Goal: Copy every one of the records below word for word, omitting the pictures.

** start of Task input **

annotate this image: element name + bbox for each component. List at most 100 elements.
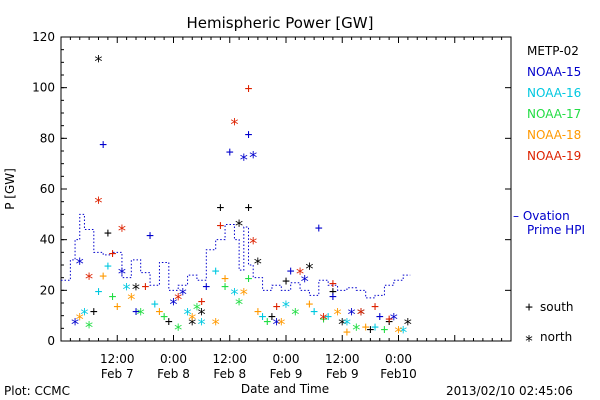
data-point: + — [151, 297, 159, 312]
data-point: * — [75, 310, 85, 329]
legend-entry: NOAA-18 — [527, 128, 581, 142]
data-point: + — [371, 300, 379, 315]
data-point: + — [221, 279, 229, 294]
data-point: + — [324, 310, 332, 325]
data-point: + — [385, 312, 393, 327]
legend-entry: NOAA-16 — [527, 86, 581, 100]
data-point: * — [248, 234, 258, 253]
data-point: + — [216, 218, 224, 233]
data-point: + — [362, 320, 370, 335]
data-point: + — [245, 82, 253, 97]
data-point: + — [376, 310, 384, 325]
data-point: * — [230, 284, 240, 303]
y-tick-label: 60 — [40, 182, 55, 196]
data-point: + — [371, 320, 379, 335]
data-point: + — [366, 322, 374, 337]
legend: METP-02 NOAA-15 NOAA-16 NOAA-17 NOAA-18 NOAA-… — [513, 44, 585, 350]
data-point: * — [337, 315, 347, 334]
legend-entry: NOAA-17 — [527, 107, 581, 121]
x-tick-label-date: Feb 7 — [101, 367, 134, 381]
x-tick-label-date: Feb10 — [380, 367, 417, 381]
data-point: * — [234, 216, 244, 235]
ovation-hpi-line — [61, 213, 411, 299]
legend-ovation: Prime HPI — [527, 223, 585, 237]
data-point: + — [268, 310, 276, 325]
data-point: + — [381, 322, 389, 337]
data-point: * — [248, 148, 258, 167]
data-point: + — [99, 269, 107, 284]
data-point: + — [263, 315, 271, 330]
data-point: * — [342, 315, 352, 334]
data-point: + — [202, 279, 210, 294]
plot-credit: Plot: CCMC — [4, 384, 70, 398]
data-point: + — [198, 294, 206, 309]
data-point: + — [104, 259, 112, 274]
x-tick-label-date: Feb 9 — [270, 367, 303, 381]
x-tick-label-time: 0:00 — [385, 352, 412, 366]
data-point: + — [259, 310, 267, 325]
marker-legend-label: south — [540, 300, 574, 314]
data-point: * — [305, 259, 315, 278]
x-tick-label-date: Feb 9 — [326, 367, 359, 381]
x-tick-label-time: 12:00 — [325, 352, 360, 366]
x-tick-label-time: 12:00 — [100, 352, 135, 366]
data-point: + — [254, 305, 262, 320]
data-point: + — [282, 274, 290, 289]
y-tick-label: 20 — [40, 283, 55, 297]
data-point: + — [90, 305, 98, 320]
data-point: * — [239, 150, 249, 169]
data-point: + — [320, 312, 328, 327]
data-point: * — [230, 115, 240, 134]
data-point: + — [216, 201, 224, 216]
data-point: * — [333, 305, 343, 324]
data-point: + — [109, 289, 117, 304]
data-point: + — [141, 279, 149, 294]
data-point: + — [245, 127, 253, 142]
data-point: + — [113, 300, 121, 315]
data-point: * — [272, 315, 282, 334]
data-point: * — [70, 315, 80, 334]
data-point: + — [310, 305, 318, 320]
data-point: + — [385, 315, 393, 330]
data-point: * — [75, 254, 85, 273]
data-point: * — [398, 322, 408, 341]
x-tick-label-time: 0:00 — [160, 352, 187, 366]
data-point: * — [94, 193, 104, 212]
data-point: + — [306, 297, 314, 312]
data-point: + — [221, 272, 229, 287]
data-point: * — [117, 221, 127, 240]
data-point: + — [329, 284, 337, 299]
data-point: * — [169, 294, 179, 313]
data-point: + — [104, 226, 112, 241]
data-point: * — [126, 289, 136, 308]
marker-legend-label: north — [540, 330, 572, 344]
data-point: + — [343, 325, 351, 340]
data-point: * — [94, 51, 104, 70]
data-point: * — [389, 310, 399, 329]
x-tick-label-date: Feb 8 — [213, 367, 246, 381]
y-tick-label: 40 — [40, 233, 55, 247]
data-point: * — [347, 305, 357, 324]
data-point: * — [276, 315, 286, 334]
legend-entry: METP-02 — [527, 44, 579, 58]
ovation-step-line — [61, 213, 411, 299]
data-point: + — [329, 289, 337, 304]
legend-entry: NOAA-19 — [527, 149, 581, 163]
data-point: * — [187, 315, 197, 334]
data-point: * — [281, 297, 291, 316]
y-tick-label: 100 — [32, 81, 55, 95]
data-point: + — [287, 264, 295, 279]
data-point: * — [197, 315, 207, 334]
chart-title: Hemispheric Power [GW] — [187, 14, 374, 32]
data-point: * — [122, 279, 132, 298]
y-axis-label: P [GW] — [3, 168, 17, 210]
data-point: * — [234, 294, 244, 313]
marker-legend-symbol: + — [525, 300, 533, 315]
legend-entry: NOAA-15 — [527, 65, 581, 79]
data-point: * — [117, 264, 127, 283]
data-point: + — [329, 277, 337, 292]
data-point: + — [245, 201, 253, 216]
x-tick-label-date: Feb 8 — [157, 367, 190, 381]
data-point: * — [192, 300, 202, 319]
data-point: + — [95, 284, 103, 299]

** end of Task input **

Answer for the task:
annotate this image: element name + bbox for each component. List at most 100 elements.
data-point: + — [151, 297, 159, 312]
data-point: * — [75, 310, 85, 329]
legend-entry: NOAA-18 — [527, 128, 581, 142]
data-point: + — [371, 300, 379, 315]
data-point: + — [221, 279, 229, 294]
data-point: + — [324, 310, 332, 325]
data-point: + — [385, 312, 393, 327]
legend-entry: NOAA-16 — [527, 86, 581, 100]
data-point: * — [248, 234, 258, 253]
data-point: + — [216, 218, 224, 233]
data-point: + — [362, 320, 370, 335]
data-point: + — [245, 82, 253, 97]
data-point: + — [376, 310, 384, 325]
data-point: * — [230, 284, 240, 303]
y-tick-label: 60 — [40, 182, 55, 196]
data-point: + — [371, 320, 379, 335]
data-point: + — [366, 322, 374, 337]
legend: METP-02 NOAA-15 NOAA-16 NOAA-17 NOAA-18 NOAA-… — [513, 44, 585, 350]
data-point: * — [337, 315, 347, 334]
legend-entry: NOAA-17 — [527, 107, 581, 121]
x-tick-label-date: Feb 7 — [101, 367, 134, 381]
x-tick-label-date: Feb10 — [380, 367, 417, 381]
data-point: * — [234, 216, 244, 235]
ovation-hpi-line — [61, 213, 411, 299]
legend-ovation: Prime HPI — [527, 223, 585, 237]
data-point: + — [268, 310, 276, 325]
data-point: + — [381, 322, 389, 337]
data-point: * — [248, 148, 258, 167]
data-point: + — [99, 269, 107, 284]
data-point: + — [263, 315, 271, 330]
data-point: * — [342, 315, 352, 334]
data-point: + — [202, 279, 210, 294]
plot-credit: Plot: CCMC — [4, 384, 70, 398]
data-point: + — [198, 294, 206, 309]
data-point: + — [104, 259, 112, 274]
x-tick-label-date: Feb 9 — [270, 367, 303, 381]
x-tick-label-time: 0:00 — [385, 352, 412, 366]
data-point: + — [259, 310, 267, 325]
marker-legend-label: south — [540, 300, 574, 314]
data-point: * — [305, 259, 315, 278]
x-tick-label-date: Feb 9 — [326, 367, 359, 381]
x-tick-label-time: 12:00 — [325, 352, 360, 366]
x-tick-label-time: 12:00 — [100, 352, 135, 366]
data-point: + — [254, 305, 262, 320]
data-point: + — [282, 274, 290, 289]
y-tick-label: 20 — [40, 283, 55, 297]
data-point: + — [90, 305, 98, 320]
data-point: * — [239, 150, 249, 169]
data-point: + — [320, 312, 328, 327]
data-point: * — [230, 115, 240, 134]
data-point: + — [216, 201, 224, 216]
data-point: * — [333, 305, 343, 324]
data-point: + — [109, 289, 117, 304]
data-point: + — [141, 279, 149, 294]
data-point: + — [245, 127, 253, 142]
data-point: + — [113, 300, 121, 315]
data-point: * — [272, 315, 282, 334]
data-point: * — [70, 315, 80, 334]
data-point: + — [310, 305, 318, 320]
data-point: + — [385, 315, 393, 330]
data-point: * — [75, 254, 85, 273]
data-point: * — [398, 322, 408, 341]
x-tick-label-time: 0:00 — [160, 352, 187, 366]
data-point: * — [94, 193, 104, 212]
data-point: + — [306, 297, 314, 312]
data-point: + — [221, 272, 229, 287]
data-point: * — [117, 221, 127, 240]
data-point: + — [329, 284, 337, 299]
data-point: * — [169, 294, 179, 313]
data-point: + — [104, 226, 112, 241]
data-point: * — [126, 289, 136, 308]
marker-legend-label: north — [540, 330, 572, 344]
data-point: + — [343, 325, 351, 340]
data-point: * — [94, 51, 104, 70]
data-point: * — [389, 310, 399, 329]
x-tick-label-date: Feb 8 — [213, 367, 246, 381]
y-tick-label: 40 — [40, 233, 55, 247]
data-point: * — [347, 305, 357, 324]
data-point: * — [276, 315, 286, 334]
legend-entry: METP-02 — [527, 44, 579, 58]
ovation-step-line — [61, 213, 411, 299]
data-point: + — [329, 289, 337, 304]
legend-entry: NOAA-19 — [527, 149, 581, 163]
data-point: * — [187, 315, 197, 334]
data-point: * — [281, 297, 291, 316]
y-tick-label: 100 — [32, 81, 55, 95]
data-point: + — [287, 264, 295, 279]
data-point: * — [197, 315, 207, 334]
chart-title: Hemispheric Power [GW] — [187, 14, 374, 32]
data-point: * — [122, 279, 132, 298]
y-axis-label: P [GW] — [3, 168, 17, 210]
data-point: * — [234, 294, 244, 313]
marker-legend-symbol: + — [525, 300, 533, 315]
legend-entry: NOAA-15 — [527, 65, 581, 79]
data-point: * — [117, 264, 127, 283]
data-point: + — [329, 277, 337, 292]
data-point: + — [245, 201, 253, 216]
x-tick-label-date: Feb 8 — [157, 367, 190, 381]
data-point: * — [192, 300, 202, 319]
data-point: + — [95, 284, 103, 299]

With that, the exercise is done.